= Entries supplied =
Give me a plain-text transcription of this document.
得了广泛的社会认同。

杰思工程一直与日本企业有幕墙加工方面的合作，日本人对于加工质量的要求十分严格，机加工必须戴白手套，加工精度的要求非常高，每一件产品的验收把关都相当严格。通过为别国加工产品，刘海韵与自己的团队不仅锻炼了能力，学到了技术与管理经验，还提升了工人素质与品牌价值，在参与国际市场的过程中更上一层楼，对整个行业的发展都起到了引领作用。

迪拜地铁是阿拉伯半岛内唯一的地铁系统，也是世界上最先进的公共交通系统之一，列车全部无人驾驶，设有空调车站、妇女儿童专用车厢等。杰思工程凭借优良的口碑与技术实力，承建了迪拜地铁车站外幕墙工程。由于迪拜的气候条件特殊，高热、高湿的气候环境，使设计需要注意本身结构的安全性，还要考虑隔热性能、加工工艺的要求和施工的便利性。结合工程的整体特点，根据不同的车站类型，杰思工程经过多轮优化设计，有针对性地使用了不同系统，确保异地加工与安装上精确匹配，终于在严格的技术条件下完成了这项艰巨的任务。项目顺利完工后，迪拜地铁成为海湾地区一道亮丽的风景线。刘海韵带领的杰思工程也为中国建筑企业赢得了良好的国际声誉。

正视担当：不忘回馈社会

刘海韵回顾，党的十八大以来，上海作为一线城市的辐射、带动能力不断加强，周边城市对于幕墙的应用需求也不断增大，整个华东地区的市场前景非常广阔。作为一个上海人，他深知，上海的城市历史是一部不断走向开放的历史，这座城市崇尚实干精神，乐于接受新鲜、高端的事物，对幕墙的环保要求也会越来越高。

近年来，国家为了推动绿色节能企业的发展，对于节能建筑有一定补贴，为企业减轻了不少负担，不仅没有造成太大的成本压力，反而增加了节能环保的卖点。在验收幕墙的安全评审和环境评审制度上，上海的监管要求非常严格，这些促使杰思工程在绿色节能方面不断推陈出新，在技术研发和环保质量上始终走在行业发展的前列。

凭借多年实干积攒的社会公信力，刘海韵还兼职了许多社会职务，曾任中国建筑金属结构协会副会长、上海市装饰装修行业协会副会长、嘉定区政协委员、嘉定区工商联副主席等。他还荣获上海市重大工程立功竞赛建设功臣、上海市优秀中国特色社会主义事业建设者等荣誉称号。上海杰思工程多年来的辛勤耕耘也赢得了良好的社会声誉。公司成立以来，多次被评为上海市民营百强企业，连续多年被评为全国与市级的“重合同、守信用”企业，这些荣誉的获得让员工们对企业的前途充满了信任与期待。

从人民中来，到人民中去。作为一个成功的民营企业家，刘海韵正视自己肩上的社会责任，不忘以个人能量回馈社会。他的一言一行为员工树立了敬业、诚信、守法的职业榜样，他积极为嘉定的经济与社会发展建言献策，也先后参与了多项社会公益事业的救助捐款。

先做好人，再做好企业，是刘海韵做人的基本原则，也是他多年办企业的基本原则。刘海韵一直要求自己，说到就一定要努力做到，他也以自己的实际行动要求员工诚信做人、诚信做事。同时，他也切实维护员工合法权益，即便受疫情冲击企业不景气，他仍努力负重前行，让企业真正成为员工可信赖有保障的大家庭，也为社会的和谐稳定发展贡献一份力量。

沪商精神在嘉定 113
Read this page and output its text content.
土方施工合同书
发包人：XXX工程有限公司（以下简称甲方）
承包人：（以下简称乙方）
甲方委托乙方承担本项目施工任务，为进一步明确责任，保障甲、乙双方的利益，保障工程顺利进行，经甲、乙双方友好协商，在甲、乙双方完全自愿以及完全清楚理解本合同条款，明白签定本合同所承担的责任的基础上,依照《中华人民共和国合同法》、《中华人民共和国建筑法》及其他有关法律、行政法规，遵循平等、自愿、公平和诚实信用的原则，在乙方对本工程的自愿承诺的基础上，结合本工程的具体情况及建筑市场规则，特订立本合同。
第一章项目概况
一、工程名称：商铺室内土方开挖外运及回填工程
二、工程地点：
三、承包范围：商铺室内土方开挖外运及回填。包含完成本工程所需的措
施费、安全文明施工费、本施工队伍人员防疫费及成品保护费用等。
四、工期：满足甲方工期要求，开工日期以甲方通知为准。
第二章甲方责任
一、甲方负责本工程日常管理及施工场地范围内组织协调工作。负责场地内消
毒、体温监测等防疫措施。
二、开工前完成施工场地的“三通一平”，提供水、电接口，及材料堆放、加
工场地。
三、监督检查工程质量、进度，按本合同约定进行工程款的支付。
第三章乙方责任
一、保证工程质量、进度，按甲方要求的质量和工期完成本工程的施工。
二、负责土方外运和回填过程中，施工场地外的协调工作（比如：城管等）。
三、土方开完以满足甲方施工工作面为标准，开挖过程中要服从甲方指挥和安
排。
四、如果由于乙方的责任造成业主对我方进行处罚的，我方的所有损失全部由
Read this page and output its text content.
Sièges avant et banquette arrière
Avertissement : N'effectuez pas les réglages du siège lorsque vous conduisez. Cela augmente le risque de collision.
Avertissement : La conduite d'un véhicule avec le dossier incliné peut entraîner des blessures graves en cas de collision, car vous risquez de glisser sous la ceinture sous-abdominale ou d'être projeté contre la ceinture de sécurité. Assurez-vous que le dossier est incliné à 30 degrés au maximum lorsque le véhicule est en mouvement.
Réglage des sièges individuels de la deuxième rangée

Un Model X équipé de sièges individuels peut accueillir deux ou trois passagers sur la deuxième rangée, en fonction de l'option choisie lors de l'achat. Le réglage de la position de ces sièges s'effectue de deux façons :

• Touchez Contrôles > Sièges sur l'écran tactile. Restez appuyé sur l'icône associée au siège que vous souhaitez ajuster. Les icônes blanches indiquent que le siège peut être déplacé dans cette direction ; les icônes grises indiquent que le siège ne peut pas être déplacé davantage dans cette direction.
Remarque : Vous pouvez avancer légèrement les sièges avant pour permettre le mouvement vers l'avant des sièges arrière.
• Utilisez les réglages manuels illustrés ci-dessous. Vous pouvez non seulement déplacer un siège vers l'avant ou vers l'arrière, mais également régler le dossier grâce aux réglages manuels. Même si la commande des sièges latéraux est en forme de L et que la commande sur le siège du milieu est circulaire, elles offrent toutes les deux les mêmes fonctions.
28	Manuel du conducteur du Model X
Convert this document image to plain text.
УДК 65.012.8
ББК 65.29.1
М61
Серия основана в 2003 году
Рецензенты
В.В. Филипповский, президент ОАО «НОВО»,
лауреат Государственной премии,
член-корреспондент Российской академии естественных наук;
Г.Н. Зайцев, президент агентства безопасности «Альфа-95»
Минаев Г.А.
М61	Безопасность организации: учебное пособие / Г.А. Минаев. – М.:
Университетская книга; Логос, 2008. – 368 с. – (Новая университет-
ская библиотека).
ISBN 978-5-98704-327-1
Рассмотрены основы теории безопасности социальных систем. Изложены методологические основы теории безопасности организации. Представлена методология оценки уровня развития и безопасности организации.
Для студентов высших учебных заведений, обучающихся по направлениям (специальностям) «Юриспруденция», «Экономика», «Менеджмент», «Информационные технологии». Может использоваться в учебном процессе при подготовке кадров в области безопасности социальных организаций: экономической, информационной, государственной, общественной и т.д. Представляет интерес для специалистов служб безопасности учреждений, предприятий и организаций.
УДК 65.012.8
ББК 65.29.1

= What the exercise asks =
Your task is to repeat every line exactly.

= Written response =
Give me a plain-text transcription of this document.
得了广泛的社会认同。

杰思工程一直与日本企业有幕墙加工方面的合作，日本人对于加工质量的要求十分严格，机加工必须戴白手套，加工精度的要求非常高，每一件产品的验收把关都相当严格。通过为别国加工产品，刘海韵与自己的团队不仅锻炼了能力，学到了技术与管理经验，还提升了工人素质与品牌价值，在参与国际市场的过程中更上一层楼，对整个行业的发展都起到了引领作用。

迪拜地铁是阿拉伯半岛内唯一的地铁系统，也是世界上最先进的公共交通系统之一，列车全部无人驾驶，设有空调车站、妇女儿童专用车厢等。杰思工程凭借优良的口碑与技术实力，承建了迪拜地铁车站外幕墙工程。由于迪拜的气候条件特殊，高热、高湿的气候环境，使设计需要注意本身结构的安全性，还要考虑隔热性能、加工工艺的要求和施工的便利性。结合工程的整体特点，根据不同的车站类型，杰思工程经过多轮优化设计，有针对性地使用了不同系统，确保异地加工与安装上精确匹配，终于在严格的技术条件下完成了这项艰巨的任务。项目顺利完工后，迪拜地铁成为海湾地区一道亮丽的风景线。刘海韵带领的杰思工程也为中国建筑企业赢得了良好的国际声誉。

正视担当：不忘回馈社会

刘海韵回顾，党的十八大以来，上海作为一线城市的辐射、带动能力不断加强，周边城市对于幕墙的应用需求也不断增大，整个华东地区的市场前景非常广阔。作为一个上海人，他深知，上海的城市历史是一部不断走向开放的历史，这座城市崇尚实干精神，乐于接受新鲜、高端的事物，对幕墙的环保要求也会越来越高。

近年来，国家为了推动绿色节能企业的发展，对于节能建筑有一定补贴，为企业减轻了不少负担，不仅没有造成太大的成本压力，反而增加了节能环保的卖点。在验收幕墙的安全评审和环境评审制度上，上海的监管要求非常严格，这些促使杰思工程在绿色节能方面不断推陈出新，在技术研发和环保质量上始终走在行业发展的前列。

凭借多年实干积攒的社会公信力，刘海韵还兼职了许多社会职务，曾任中国建筑金属结构协会副会长、上海市装饰装修行业协会副会长、嘉定区政协委员、嘉定区工商联副主席等。他还荣获上海市重大工程立功竞赛建设功臣、上海市优秀中国特色社会主义事业建设者等荣誉称号。上海杰思工程多年来的辛勤耕耘也赢得了良好的社会声誉。公司成立以来，多次被评为上海市民营百强企业，连续多年被评为全国与市级的“重合同、守信用”企业，这些荣誉的获得让员工们对企业的前途充满了信任与期待。

从人民中来，到人民中去。作为一个成功的民营企业家，刘海韵正视自己肩上的社会责任，不忘以个人能量回馈社会。他的一言一行为员工树立了敬业、诚信、守法的职业榜样，他积极为嘉定的经济与社会发展建言献策，也先后参与了多项社会公益事业的救助捐款。

先做好人，再做好企业，是刘海韵做人的基本原则，也是他多年办企业的基本原则。刘海韵一直要求自己，说到就一定要努力做到，他也以自己的实际行动要求员工诚信做人、诚信做事。同时，他也切实维护员工合法权益，即便受疫情冲击企业不景气，他仍努力负重前行，让企业真正成为员工可信赖有保障的大家庭，也为社会的和谐稳定发展贡献一份力量。

沪商精神在嘉定 113
Read this page and output its text content.
土方施工合同书
发包人：XXX工程有限公司（以下简称甲方）
承包人：（以下简称乙方）
甲方委托乙方承担本项目施工任务，为进一步明确责任，保障甲、乙双方的利益，保障工程顺利进行，经甲、乙双方友好协商，在甲、乙双方完全自愿以及完全清楚理解本合同条款，明白签定本合同所承担的责任的基础上,依照《中华人民共和国合同法》、《中华人民共和国建筑法》及其他有关法律、行政法规，遵循平等、自愿、公平和诚实信用的原则，在乙方对本工程的自愿承诺的基础上，结合本工程的具体情况及建筑市场规则，特订立本合同。
第一章项目概况
一、工程名称：商铺室内土方开挖外运及回填工程
二、工程地点：
三、承包范围：商铺室内土方开挖外运及回填。包含完成本工程所需的措
施费、安全文明施工费、本施工队伍人员防疫费及成品保护费用等。
四、工期：满足甲方工期要求，开工日期以甲方通知为准。
第二章甲方责任
一、甲方负责本工程日常管理及施工场地范围内组织协调工作。负责场地内消
毒、体温监测等防疫措施。
二、开工前完成施工场地的“三通一平”，提供水、电接口，及材料堆放、加
工场地。
三、监督检查工程质量、进度，按本合同约定进行工程款的支付。
第三章乙方责任
一、保证工程质量、进度，按甲方要求的质量和工期完成本工程的施工。
二、负责土方外运和回填过程中，施工场地外的协调工作（比如：城管等）。
三、土方开完以满足甲方施工工作面为标准，开挖过程中要服从甲方指挥和安
排。
四、如果由于乙方的责任造成业主对我方进行处罚的，我方的所有损失全部由
Read this page and output its text content.
Sièges avant et banquette arrière
Avertissement : N'effectuez pas les réglages du siège lorsque vous conduisez. Cela augmente le risque de collision.
Avertissement : La conduite d'un véhicule avec le dossier incliné peut entraîner des blessures graves en cas de collision, car vous risquez de glisser sous la ceinture sous-abdominale ou d'être projeté contre la ceinture de sécurité. Assurez-vous que le dossier est incliné à 30 degrés au maximum lorsque le véhicule est en mouvement.
Réglage des sièges individuels de la deuxième rangée

Un Model X équipé de sièges individuels peut accueillir deux ou trois passagers sur la deuxième rangée, en fonction de l'option choisie lors de l'achat. Le réglage de la position de ces sièges s'effectue de deux façons :

• Touchez Contrôles > Sièges sur l'écran tactile. Restez appuyé sur l'icône associée au siège que vous souhaitez ajuster. Les icônes blanches indiquent que le siège peut être déplacé dans cette direction ; les icônes grises indiquent que le siège ne peut pas être déplacé davantage dans cette direction.
Remarque : Vous pouvez avancer légèrement les sièges avant pour permettre le mouvement vers l'avant des sièges arrière.
• Utilisez les réglages manuels illustrés ci-dessous. Vous pouvez non seulement déplacer un siège vers l'avant ou vers l'arrière, mais également régler le dossier grâce aux réglages manuels. Même si la commande des sièges latéraux est en forme de L et que la commande sur le siège du milieu est circulaire, elles offrent toutes les deux les mêmes fonctions.
28	Manuel du conducteur du Model X
Convert this document image to plain text.
УДК 65.012.8
ББК 65.29.1
М61
Серия основана в 2003 году
Рецензенты
В.В. Филипповский, президент ОАО «НОВО»,
лауреат Государственной премии,
член-корреспондент Российской академии естественных наук;
Г.Н. Зайцев, президент агентства безопасности «Альфа-95»
Минаев Г.А.
М61	Безопасность организации: учебное пособие / Г.А. Минаев. – М.:
Университетская книга; Логос, 2008. – 368 с. – (Новая университет-
ская библиотека).
ISBN 978-5-98704-327-1
Рассмотрены основы теории безопасности социальных систем. Изложены методологические основы теории безопасности организации. Представлена методология оценки уровня развития и безопасности организации.
Для студентов высших учебных заведений, обучающихся по направлениям (специальностям) «Юриспруденция», «Экономика», «Менеджмент», «Информационные технологии». Может использоваться в учебном процессе при подготовке кадров в области безопасности социальных организаций: экономической, информационной, государственной, общественной и т.д. Представляет интерес для специалистов служб безопасности учреждений, предприятий и организаций.
УДК 65.012.8
ББК 65.29.1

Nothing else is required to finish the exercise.